* **SHORT EXERCISE**:
Do any lines in the data below contain "Богъ"? If so, copy every one of them.

--- Start RECORDS ---

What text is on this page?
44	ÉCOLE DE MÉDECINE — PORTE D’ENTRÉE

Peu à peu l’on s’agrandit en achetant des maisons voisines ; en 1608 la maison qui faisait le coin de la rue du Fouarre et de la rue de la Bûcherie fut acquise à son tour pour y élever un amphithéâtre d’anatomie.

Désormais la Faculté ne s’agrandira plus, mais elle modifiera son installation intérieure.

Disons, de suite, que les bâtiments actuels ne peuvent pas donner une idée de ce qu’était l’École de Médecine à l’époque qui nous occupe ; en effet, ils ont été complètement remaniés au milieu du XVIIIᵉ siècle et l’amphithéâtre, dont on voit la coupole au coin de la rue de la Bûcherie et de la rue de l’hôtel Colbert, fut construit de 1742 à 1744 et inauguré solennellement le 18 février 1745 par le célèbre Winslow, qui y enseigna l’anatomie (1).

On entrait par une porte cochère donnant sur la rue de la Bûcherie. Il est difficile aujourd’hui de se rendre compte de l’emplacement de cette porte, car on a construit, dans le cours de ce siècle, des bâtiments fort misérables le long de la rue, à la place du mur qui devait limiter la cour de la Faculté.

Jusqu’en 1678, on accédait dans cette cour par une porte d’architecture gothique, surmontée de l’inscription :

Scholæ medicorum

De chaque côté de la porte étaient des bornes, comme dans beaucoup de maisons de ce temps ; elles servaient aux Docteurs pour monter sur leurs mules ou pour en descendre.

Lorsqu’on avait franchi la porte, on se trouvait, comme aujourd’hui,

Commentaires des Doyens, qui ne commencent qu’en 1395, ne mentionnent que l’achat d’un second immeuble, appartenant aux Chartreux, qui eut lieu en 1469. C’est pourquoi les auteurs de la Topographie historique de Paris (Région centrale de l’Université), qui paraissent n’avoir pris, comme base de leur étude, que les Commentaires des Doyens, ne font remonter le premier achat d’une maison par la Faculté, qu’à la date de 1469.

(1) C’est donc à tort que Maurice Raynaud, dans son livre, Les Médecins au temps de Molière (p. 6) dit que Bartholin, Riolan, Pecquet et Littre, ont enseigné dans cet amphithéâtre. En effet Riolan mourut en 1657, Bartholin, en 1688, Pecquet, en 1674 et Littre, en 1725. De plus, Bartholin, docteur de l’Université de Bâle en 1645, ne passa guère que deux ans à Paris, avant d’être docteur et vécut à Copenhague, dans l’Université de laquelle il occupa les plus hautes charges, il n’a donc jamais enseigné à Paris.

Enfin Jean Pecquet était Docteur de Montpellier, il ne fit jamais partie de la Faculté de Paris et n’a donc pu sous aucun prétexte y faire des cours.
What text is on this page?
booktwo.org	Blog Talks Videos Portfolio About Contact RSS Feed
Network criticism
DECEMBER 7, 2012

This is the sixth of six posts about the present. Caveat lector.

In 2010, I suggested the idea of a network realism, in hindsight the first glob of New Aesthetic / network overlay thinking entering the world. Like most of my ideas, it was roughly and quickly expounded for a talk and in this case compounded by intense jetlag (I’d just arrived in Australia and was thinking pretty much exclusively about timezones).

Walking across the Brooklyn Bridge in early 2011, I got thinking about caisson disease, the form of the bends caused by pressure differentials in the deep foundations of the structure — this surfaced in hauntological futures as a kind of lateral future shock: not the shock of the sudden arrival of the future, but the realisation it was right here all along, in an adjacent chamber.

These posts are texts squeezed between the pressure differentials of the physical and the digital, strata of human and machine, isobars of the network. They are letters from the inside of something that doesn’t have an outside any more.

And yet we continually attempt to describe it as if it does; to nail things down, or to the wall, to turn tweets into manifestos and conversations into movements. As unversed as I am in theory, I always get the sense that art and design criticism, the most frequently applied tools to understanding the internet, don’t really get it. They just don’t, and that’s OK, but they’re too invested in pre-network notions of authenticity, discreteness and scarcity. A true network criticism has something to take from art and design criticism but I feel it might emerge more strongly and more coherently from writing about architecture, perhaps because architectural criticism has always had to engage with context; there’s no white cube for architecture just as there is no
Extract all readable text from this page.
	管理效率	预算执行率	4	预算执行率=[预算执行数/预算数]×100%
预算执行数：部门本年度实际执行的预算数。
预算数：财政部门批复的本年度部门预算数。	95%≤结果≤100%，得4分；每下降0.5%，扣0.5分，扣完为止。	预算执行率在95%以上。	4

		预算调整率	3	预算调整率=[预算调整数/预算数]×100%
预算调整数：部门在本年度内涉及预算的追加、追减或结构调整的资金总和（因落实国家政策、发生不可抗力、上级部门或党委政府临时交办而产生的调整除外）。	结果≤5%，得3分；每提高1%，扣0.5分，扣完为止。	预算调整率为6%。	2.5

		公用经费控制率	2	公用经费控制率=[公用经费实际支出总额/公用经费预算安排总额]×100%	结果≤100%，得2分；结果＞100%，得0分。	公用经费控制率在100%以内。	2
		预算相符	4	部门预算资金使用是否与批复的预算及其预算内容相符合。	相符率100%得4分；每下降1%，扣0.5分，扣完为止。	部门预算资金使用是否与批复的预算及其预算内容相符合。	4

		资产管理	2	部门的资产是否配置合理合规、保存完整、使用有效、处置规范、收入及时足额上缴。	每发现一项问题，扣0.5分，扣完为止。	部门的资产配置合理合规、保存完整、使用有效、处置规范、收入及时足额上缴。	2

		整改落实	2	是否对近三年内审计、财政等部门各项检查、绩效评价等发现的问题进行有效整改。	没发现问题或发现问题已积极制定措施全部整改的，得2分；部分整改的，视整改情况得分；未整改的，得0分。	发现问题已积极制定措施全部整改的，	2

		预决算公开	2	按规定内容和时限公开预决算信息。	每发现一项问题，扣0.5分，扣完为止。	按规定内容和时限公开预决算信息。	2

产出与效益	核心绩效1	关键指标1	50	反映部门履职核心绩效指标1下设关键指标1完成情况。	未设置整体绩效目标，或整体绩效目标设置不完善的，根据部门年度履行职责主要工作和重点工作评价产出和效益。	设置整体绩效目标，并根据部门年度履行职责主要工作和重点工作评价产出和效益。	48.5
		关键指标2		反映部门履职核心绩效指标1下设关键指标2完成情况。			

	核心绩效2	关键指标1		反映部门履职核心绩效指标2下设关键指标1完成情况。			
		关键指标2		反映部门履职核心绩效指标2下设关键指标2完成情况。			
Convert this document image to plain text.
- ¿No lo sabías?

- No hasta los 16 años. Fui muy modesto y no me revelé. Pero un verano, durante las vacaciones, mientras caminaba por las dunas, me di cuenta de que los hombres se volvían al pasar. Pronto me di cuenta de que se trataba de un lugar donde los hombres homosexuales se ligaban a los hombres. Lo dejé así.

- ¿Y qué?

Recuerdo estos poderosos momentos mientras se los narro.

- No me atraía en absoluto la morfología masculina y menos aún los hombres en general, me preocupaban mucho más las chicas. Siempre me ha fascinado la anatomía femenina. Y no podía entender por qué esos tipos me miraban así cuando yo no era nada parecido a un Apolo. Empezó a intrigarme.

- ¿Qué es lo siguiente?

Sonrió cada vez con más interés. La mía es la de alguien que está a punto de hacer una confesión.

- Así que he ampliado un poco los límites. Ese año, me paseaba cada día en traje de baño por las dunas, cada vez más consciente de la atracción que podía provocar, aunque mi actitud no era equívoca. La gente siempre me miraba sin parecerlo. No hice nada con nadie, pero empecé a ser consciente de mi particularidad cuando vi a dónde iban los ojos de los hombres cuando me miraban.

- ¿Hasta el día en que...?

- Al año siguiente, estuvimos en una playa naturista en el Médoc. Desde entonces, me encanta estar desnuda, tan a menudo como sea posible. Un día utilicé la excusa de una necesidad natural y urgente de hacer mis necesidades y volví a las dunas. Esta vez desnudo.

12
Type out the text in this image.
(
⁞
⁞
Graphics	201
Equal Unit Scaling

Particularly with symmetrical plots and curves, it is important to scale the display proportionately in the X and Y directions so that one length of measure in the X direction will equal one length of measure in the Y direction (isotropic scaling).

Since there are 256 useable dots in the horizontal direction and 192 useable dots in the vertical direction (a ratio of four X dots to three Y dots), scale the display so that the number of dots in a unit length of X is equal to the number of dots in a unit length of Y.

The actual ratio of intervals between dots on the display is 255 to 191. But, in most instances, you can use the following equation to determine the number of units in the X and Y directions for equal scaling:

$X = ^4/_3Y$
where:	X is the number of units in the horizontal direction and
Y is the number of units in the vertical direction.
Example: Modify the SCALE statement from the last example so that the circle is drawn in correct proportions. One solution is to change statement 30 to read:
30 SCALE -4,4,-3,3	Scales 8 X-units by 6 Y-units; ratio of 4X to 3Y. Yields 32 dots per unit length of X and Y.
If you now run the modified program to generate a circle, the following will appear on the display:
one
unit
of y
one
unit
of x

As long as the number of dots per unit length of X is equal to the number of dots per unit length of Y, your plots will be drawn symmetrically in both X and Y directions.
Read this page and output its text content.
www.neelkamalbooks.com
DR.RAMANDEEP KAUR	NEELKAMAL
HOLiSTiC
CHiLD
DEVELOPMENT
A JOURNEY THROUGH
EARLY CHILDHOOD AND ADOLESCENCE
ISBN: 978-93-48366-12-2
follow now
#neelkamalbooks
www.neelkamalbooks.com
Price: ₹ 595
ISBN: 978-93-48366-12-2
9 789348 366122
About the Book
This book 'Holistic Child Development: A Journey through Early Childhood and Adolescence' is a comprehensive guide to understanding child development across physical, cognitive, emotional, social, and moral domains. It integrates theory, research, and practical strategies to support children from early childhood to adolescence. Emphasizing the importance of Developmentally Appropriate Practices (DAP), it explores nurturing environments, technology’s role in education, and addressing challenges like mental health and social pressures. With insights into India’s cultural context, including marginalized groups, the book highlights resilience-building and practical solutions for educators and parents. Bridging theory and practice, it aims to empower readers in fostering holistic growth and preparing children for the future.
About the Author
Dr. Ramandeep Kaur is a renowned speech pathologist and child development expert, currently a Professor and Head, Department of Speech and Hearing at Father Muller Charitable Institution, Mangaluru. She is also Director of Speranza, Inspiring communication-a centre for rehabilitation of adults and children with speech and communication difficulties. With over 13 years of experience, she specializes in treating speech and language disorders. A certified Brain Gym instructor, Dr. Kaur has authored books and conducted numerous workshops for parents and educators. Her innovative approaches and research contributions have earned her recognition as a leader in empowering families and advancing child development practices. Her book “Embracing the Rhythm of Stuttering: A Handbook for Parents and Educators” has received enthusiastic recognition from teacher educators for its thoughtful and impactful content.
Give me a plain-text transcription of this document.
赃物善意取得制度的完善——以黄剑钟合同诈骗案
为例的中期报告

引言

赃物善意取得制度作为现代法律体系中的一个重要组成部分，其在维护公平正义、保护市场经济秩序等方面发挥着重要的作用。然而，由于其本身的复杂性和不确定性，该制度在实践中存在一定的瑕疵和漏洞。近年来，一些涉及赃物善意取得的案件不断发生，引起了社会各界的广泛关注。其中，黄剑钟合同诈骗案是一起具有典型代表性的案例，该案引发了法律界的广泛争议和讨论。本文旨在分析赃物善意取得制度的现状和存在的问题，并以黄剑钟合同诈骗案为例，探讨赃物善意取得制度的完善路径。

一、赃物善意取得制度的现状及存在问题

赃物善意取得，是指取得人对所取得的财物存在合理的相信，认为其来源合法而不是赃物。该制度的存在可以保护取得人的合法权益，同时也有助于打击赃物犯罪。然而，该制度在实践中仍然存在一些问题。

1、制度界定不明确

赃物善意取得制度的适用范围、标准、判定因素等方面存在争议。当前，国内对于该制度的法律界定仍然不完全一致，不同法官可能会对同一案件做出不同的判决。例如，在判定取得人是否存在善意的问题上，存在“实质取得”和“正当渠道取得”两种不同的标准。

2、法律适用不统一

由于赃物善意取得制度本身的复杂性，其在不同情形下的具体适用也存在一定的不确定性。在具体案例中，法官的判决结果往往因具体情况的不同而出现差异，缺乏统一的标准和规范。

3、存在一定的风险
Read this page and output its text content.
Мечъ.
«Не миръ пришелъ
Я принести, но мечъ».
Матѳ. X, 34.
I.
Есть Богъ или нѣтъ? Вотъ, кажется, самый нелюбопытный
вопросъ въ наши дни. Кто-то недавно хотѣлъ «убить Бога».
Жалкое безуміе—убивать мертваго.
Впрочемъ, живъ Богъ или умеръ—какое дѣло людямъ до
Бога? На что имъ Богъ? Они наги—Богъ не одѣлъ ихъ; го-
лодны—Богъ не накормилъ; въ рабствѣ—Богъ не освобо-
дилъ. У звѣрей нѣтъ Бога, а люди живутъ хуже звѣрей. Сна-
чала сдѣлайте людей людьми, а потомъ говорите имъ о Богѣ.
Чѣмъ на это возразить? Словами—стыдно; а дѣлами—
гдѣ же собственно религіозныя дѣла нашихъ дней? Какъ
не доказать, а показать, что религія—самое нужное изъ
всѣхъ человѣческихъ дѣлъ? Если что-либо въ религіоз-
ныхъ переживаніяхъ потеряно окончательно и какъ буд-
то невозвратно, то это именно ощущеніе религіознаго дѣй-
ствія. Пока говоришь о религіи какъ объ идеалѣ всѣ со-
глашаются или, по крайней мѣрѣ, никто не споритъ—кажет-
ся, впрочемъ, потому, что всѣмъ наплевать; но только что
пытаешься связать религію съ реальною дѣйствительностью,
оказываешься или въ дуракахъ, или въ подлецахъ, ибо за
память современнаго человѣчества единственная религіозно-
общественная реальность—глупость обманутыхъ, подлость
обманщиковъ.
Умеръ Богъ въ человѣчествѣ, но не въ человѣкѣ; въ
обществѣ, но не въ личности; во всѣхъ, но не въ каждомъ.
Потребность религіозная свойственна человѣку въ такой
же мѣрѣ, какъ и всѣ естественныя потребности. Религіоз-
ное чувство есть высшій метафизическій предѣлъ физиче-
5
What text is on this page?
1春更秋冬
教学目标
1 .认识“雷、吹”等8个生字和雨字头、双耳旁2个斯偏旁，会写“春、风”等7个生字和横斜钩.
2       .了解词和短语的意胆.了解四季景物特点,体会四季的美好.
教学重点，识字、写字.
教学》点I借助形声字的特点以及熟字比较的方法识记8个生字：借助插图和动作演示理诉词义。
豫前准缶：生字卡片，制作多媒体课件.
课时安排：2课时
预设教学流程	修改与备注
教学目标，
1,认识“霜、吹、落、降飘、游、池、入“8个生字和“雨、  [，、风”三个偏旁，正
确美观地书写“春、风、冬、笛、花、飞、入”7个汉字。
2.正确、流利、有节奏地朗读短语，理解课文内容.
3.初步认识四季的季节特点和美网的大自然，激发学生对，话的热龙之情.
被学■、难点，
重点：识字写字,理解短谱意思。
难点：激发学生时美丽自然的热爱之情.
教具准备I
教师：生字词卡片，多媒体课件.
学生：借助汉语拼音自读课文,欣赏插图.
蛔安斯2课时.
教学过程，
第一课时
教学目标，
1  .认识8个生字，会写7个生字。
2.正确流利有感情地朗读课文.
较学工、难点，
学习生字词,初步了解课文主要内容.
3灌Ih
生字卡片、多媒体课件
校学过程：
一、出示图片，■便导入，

--- End RECORDS ---

* **FULL ANSWER**:
Есть Богъ или нѣтъ? Вотъ, кажется, самый нелюбопытный
Впрочемъ, живъ Богъ или умеръ—какое дѣло людямъ до
Бога? На что имъ Богъ? Они наги—Богъ не одѣлъ ихъ; го-
лодны—Богъ не накормилъ; въ рабствѣ—Богъ не освобо-
Умеръ Богъ въ человѣчествѣ, но не въ человѣкѣ; въ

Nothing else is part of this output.